▶ _Job_: Take each line containing the word "this" and copy it.

++++++++

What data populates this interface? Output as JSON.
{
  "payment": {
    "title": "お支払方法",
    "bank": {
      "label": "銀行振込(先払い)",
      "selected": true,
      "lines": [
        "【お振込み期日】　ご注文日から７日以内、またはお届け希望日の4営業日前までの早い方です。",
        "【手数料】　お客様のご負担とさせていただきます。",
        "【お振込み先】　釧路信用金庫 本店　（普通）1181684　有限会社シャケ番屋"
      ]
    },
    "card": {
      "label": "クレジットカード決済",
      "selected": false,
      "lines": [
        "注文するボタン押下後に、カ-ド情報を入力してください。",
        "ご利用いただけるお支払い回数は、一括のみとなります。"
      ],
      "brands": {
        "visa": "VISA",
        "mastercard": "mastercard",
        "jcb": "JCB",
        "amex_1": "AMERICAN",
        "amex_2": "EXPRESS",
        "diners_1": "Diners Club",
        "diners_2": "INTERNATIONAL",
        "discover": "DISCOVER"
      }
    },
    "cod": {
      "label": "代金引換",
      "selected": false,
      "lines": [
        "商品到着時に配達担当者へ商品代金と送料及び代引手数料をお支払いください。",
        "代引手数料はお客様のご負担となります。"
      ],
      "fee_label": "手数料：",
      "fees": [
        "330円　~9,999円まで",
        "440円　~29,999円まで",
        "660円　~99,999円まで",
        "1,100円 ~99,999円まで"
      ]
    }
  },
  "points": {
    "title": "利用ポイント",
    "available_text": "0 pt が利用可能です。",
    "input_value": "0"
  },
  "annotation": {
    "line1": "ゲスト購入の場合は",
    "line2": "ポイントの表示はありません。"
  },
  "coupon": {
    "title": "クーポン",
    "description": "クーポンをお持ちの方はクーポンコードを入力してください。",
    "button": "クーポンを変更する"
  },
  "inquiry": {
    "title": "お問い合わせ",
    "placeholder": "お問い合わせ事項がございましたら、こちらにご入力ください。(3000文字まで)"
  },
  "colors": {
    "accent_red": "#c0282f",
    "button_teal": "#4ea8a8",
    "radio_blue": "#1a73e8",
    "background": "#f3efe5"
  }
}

++++++++

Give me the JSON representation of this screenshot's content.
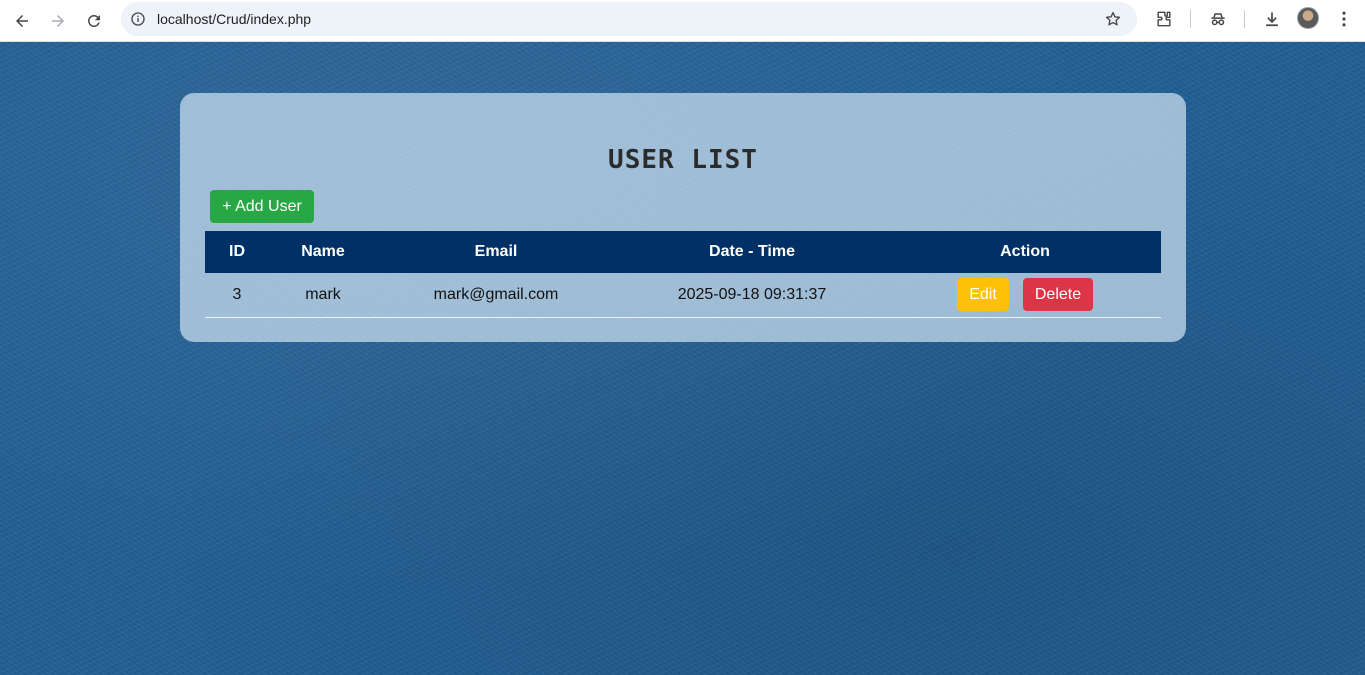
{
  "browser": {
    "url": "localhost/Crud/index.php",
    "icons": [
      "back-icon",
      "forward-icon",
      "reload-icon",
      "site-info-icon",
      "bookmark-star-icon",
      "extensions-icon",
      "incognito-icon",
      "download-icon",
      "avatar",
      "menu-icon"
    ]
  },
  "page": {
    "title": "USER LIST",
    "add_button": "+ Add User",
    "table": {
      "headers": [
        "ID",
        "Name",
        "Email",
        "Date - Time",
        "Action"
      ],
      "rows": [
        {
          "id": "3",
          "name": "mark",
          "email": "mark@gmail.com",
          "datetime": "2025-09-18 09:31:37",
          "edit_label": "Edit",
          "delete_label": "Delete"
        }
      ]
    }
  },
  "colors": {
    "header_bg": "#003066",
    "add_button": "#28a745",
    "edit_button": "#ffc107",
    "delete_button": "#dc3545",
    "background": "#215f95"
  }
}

++++++++

▶ _Solution to the problem_:
What data populates this interface? Output as JSON.
Give me the JSON representation of this screenshot's content.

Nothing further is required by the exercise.